== EXERCISE BRIEF ==
Look for the word "prefix" in each line and report the count of matching lines, with nothing added.

== INPUT ROWS ==
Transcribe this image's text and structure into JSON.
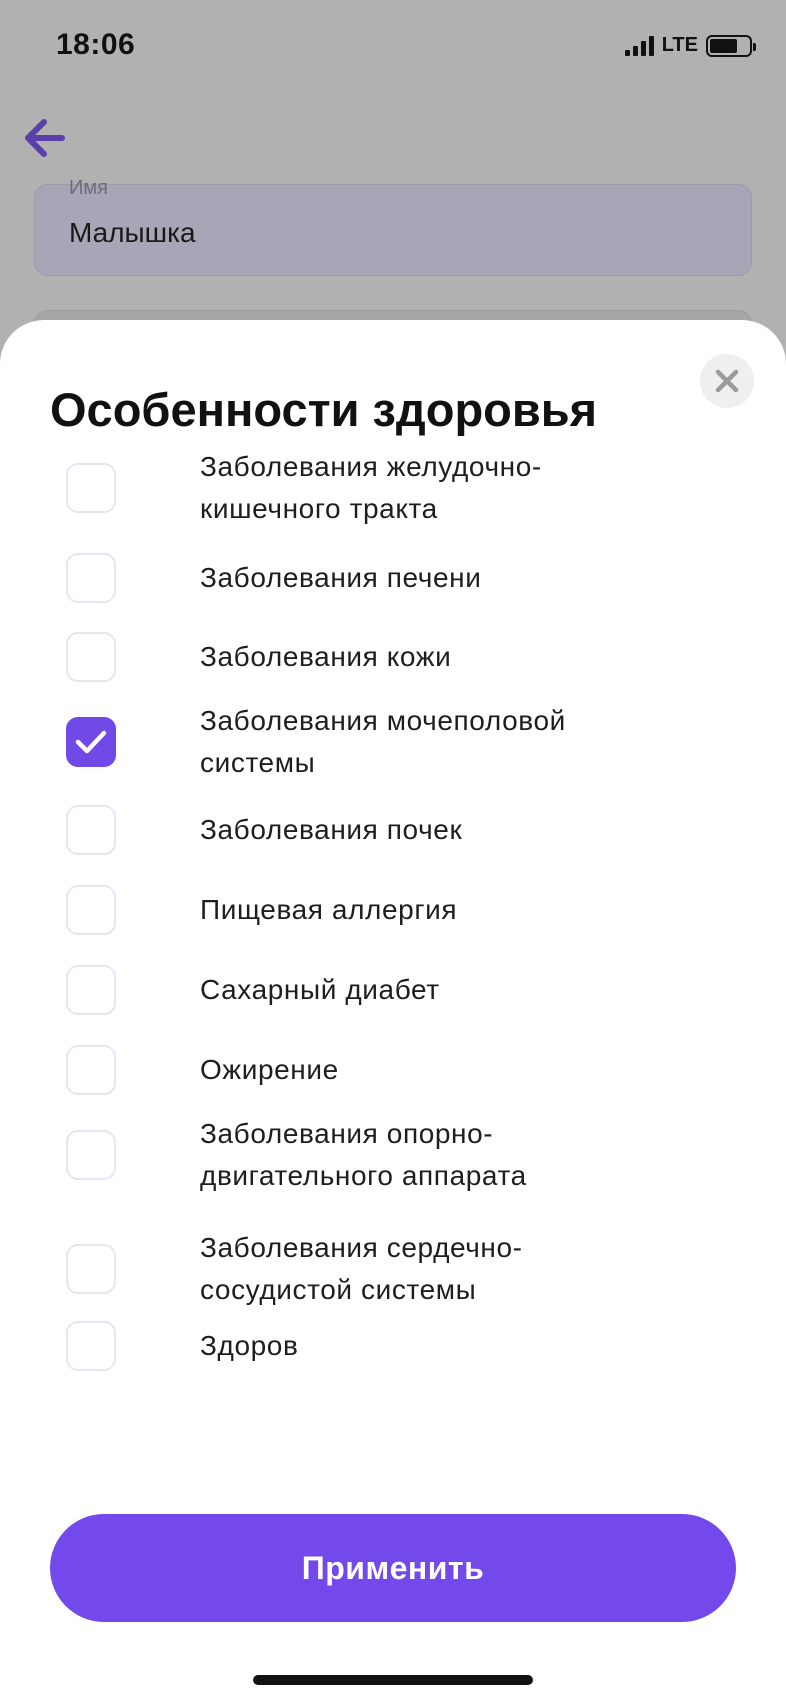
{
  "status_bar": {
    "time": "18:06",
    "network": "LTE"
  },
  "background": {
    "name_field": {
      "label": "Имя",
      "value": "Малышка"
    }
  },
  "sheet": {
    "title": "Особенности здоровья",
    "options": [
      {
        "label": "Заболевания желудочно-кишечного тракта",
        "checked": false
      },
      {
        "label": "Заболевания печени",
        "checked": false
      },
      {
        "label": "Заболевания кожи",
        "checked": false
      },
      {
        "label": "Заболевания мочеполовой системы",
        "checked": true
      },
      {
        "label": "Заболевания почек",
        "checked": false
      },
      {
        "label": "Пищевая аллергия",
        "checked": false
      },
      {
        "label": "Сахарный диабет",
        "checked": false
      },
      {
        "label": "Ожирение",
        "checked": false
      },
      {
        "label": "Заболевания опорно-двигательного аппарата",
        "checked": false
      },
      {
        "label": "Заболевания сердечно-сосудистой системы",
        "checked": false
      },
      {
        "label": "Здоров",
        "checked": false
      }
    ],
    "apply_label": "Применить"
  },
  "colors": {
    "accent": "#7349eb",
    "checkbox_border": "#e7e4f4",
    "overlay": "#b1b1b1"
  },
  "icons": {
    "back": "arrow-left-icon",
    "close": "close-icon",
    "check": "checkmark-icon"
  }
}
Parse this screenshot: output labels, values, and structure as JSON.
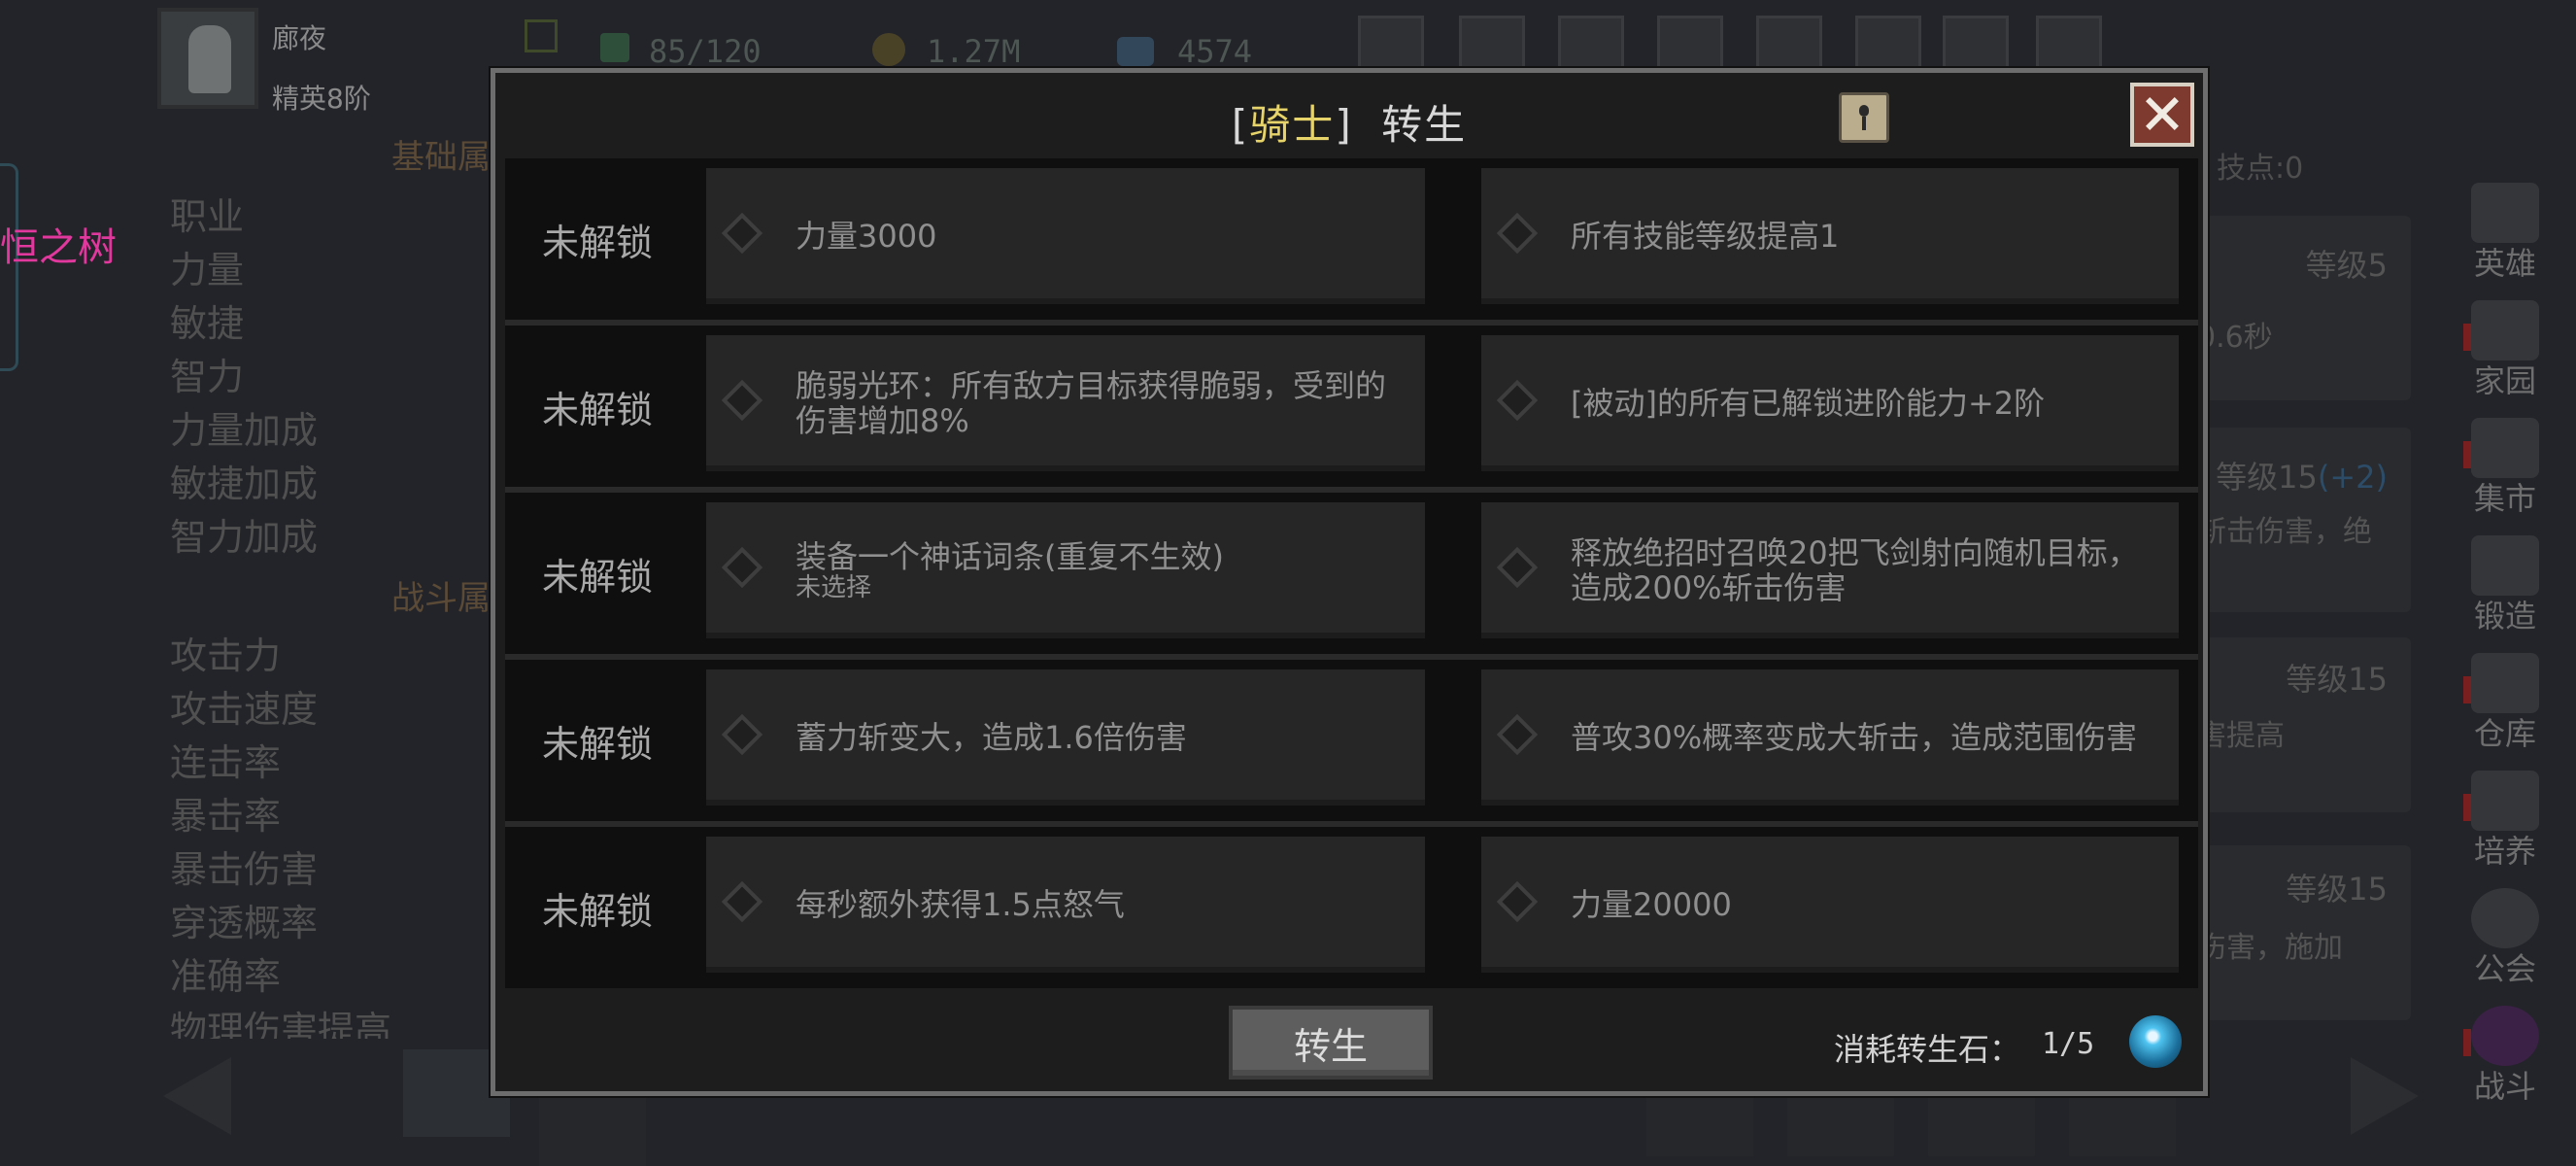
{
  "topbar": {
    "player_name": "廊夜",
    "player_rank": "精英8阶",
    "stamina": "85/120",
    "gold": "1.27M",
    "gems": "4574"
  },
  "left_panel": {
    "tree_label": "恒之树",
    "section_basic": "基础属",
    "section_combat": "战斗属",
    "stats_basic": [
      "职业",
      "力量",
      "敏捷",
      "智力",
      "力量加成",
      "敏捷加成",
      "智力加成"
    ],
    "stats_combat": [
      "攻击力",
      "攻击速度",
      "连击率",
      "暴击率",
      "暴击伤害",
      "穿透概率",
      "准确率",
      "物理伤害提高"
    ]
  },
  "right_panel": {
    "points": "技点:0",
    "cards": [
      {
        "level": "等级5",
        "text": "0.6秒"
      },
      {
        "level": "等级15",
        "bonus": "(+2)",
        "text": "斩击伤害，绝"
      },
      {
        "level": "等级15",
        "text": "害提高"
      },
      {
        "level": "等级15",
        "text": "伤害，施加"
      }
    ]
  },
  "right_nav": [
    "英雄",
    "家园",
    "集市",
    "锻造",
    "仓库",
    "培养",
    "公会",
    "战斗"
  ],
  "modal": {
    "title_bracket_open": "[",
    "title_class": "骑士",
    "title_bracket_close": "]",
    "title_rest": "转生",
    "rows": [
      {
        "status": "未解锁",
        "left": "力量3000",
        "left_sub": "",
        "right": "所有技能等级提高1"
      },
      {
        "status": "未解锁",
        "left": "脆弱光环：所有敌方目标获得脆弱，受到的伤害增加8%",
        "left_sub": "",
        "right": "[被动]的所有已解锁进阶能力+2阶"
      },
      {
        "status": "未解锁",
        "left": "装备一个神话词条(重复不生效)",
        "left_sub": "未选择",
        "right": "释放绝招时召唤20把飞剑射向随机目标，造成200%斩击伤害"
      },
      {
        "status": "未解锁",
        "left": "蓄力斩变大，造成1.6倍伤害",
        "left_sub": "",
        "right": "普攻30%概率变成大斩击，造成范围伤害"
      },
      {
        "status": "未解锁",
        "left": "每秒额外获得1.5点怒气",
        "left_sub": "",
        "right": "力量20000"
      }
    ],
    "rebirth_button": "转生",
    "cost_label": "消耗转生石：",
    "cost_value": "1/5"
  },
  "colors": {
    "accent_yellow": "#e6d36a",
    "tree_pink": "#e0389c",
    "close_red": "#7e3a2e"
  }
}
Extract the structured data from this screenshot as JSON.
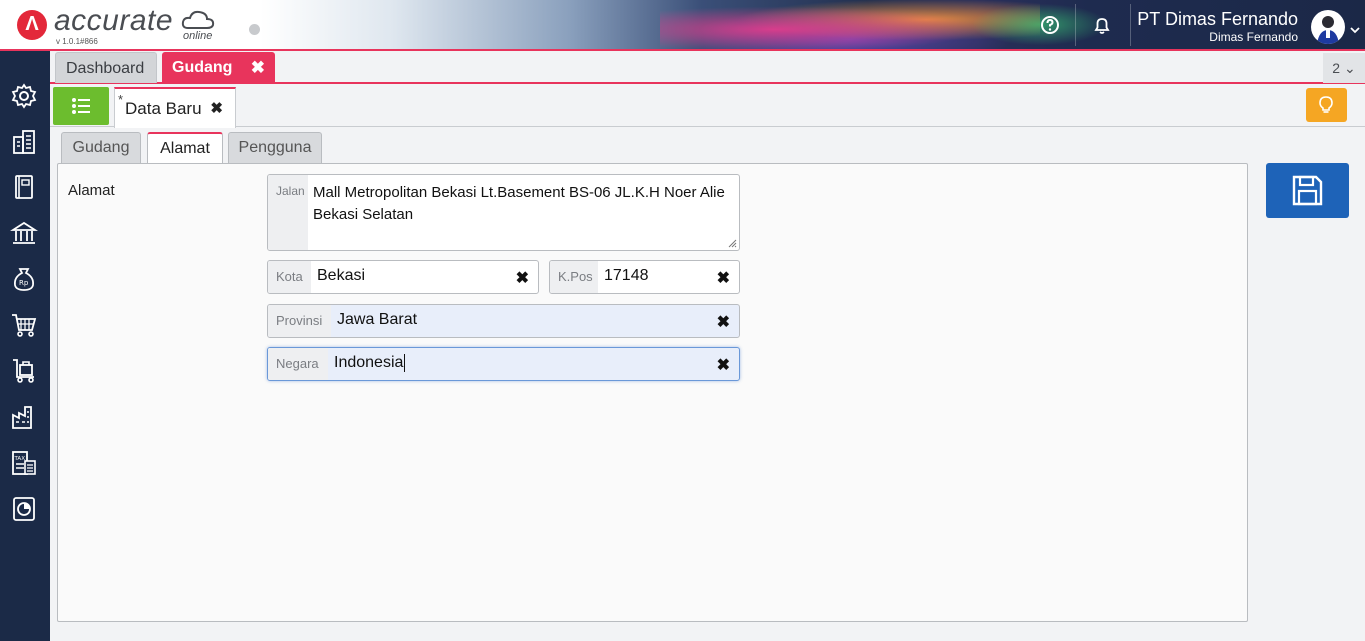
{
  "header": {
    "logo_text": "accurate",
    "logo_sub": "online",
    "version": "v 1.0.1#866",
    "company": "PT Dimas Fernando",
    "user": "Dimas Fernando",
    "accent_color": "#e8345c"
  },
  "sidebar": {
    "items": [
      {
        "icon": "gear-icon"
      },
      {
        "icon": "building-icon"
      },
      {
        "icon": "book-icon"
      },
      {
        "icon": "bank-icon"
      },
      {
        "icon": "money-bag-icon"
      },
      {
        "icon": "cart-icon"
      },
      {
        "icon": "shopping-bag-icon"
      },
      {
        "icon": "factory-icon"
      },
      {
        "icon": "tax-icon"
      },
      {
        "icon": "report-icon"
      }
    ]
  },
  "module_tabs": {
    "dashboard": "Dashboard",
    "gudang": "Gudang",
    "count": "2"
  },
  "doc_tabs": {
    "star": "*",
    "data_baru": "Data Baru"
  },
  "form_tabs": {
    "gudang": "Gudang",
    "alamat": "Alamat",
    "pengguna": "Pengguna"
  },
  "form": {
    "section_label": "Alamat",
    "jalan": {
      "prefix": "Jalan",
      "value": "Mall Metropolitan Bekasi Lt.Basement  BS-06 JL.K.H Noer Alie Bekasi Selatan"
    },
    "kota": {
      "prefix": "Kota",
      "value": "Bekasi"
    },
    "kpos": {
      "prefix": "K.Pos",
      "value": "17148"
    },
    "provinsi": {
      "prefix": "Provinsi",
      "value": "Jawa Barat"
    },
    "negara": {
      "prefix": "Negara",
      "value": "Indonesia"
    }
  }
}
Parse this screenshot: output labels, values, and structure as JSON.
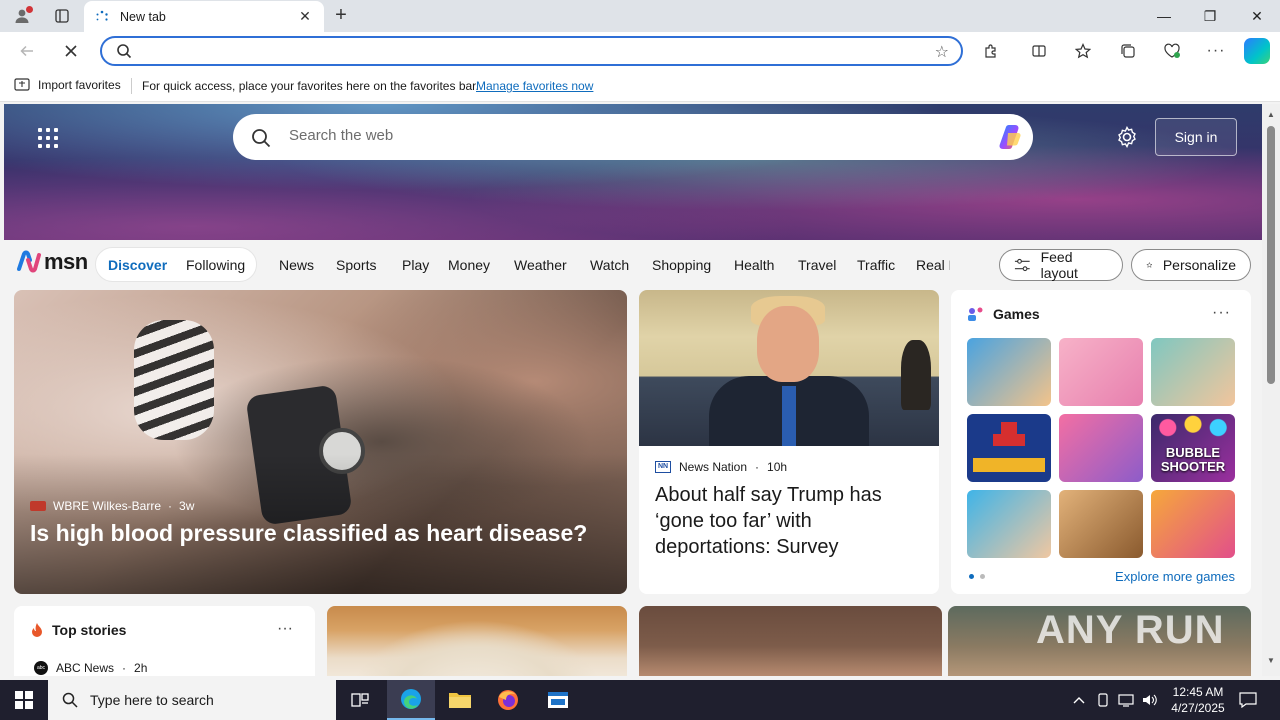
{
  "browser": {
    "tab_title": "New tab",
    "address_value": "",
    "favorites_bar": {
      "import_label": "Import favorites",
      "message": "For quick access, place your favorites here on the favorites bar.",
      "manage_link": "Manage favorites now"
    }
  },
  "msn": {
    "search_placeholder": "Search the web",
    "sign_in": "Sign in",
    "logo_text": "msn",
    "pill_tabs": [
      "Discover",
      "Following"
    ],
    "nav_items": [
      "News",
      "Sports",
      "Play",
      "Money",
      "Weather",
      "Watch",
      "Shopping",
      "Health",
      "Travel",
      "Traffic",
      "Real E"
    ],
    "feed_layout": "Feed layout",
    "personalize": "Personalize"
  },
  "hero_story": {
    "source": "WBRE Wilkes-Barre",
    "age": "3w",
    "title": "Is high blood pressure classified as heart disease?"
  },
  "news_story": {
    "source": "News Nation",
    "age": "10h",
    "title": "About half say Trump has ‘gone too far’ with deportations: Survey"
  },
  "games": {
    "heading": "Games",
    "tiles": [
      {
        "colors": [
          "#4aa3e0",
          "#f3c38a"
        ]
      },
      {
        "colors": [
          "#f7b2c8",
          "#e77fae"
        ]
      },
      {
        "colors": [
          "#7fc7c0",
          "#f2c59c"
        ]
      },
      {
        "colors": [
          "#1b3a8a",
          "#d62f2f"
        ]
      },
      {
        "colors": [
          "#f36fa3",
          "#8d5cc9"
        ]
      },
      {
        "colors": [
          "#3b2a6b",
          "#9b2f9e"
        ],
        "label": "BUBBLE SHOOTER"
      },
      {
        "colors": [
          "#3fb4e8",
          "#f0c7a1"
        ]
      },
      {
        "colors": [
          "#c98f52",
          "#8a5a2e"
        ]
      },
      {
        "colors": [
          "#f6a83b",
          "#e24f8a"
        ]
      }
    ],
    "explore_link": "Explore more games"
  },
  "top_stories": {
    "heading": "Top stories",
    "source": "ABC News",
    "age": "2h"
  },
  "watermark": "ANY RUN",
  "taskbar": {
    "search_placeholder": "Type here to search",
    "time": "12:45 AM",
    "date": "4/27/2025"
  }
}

== SOLUTION FOR THIS PROBLEM ==
5